**TASK DETAILS:** Please retype the records below exactly, leaving out any pictures.

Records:
##############################

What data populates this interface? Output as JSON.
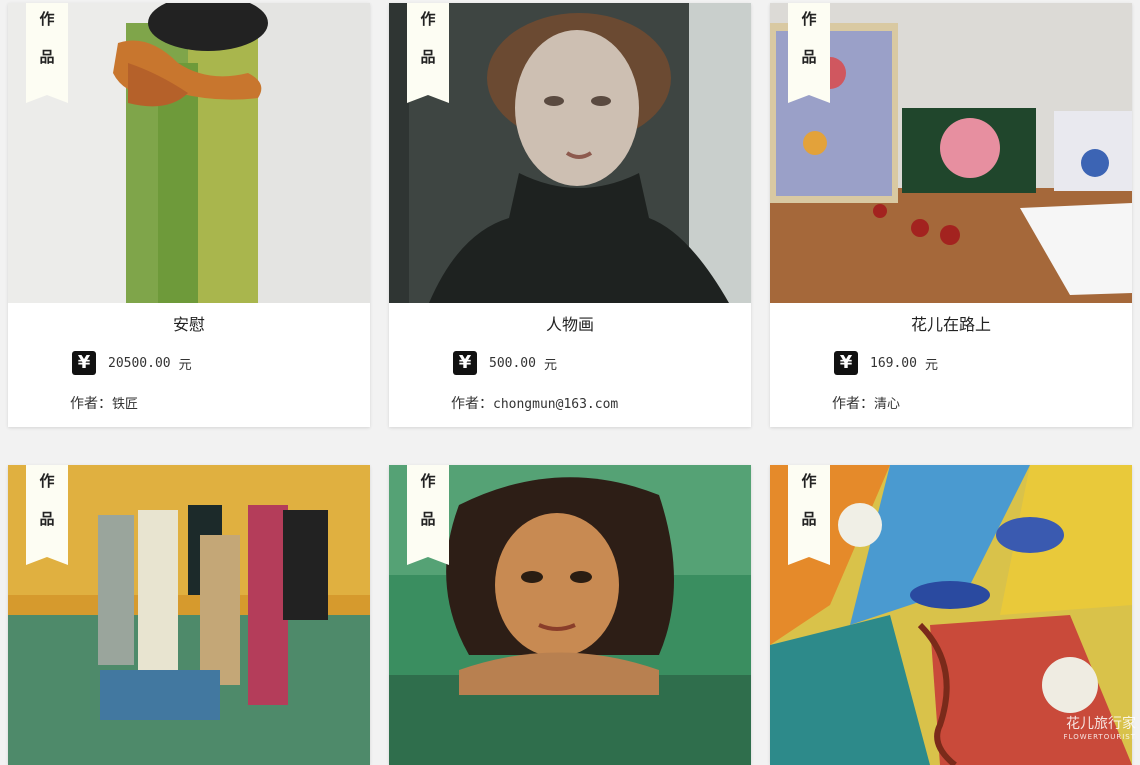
{
  "ribbon": {
    "line1": "作",
    "line2": "品"
  },
  "currency_symbol": "¥",
  "author_label": "作者：",
  "items": [
    {
      "title": "安慰",
      "price": "20500.00",
      "unit": "元",
      "author": "铁匠"
    },
    {
      "title": "人物画",
      "price": "500.00",
      "unit": "元",
      "author": "chongmun@163.com"
    },
    {
      "title": "花儿在路上",
      "price": "169.00",
      "unit": "元",
      "author": "清心"
    },
    {
      "title": "",
      "price": "",
      "unit": "",
      "author": ""
    },
    {
      "title": "",
      "price": "",
      "unit": "",
      "author": ""
    },
    {
      "title": "",
      "price": "",
      "unit": "",
      "author": ""
    }
  ],
  "watermark": {
    "brand_cn": "花儿旅行家",
    "brand_en": "FLOWERTOURIST"
  }
}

##############################

**CORRECT RESULT:**
What data populates this interface? Output as JSON.
{
  "ribbon": {
    "line1": "作",
    "line2": "品"
  },
  "currency_symbol": "¥",
  "author_label": "作者：",
  "items": [
    {
      "title": "安慰",
      "price": "20500.00",
      "unit": "元",
      "author": "铁匠"
    },
    {
      "title": "人物画",
      "price": "500.00",
      "unit": "元",
      "author": "chongmun@163.com"
    },
    {
      "title": "花儿在路上",
      "price": "169.00",
      "unit": "元",
      "author": "清心"
    },
    {
      "title": "",
      "price": "",
      "unit": "",
      "author": ""
    },
    {
      "title": "",
      "price": "",
      "unit": "",
      "author": ""
    },
    {
      "title": "",
      "price": "",
      "unit": "",
      "author": ""
    }
  ],
  "watermark": {
    "brand_cn": "花儿旅行家",
    "brand_en": "FLOWERTOURIST"
  }
}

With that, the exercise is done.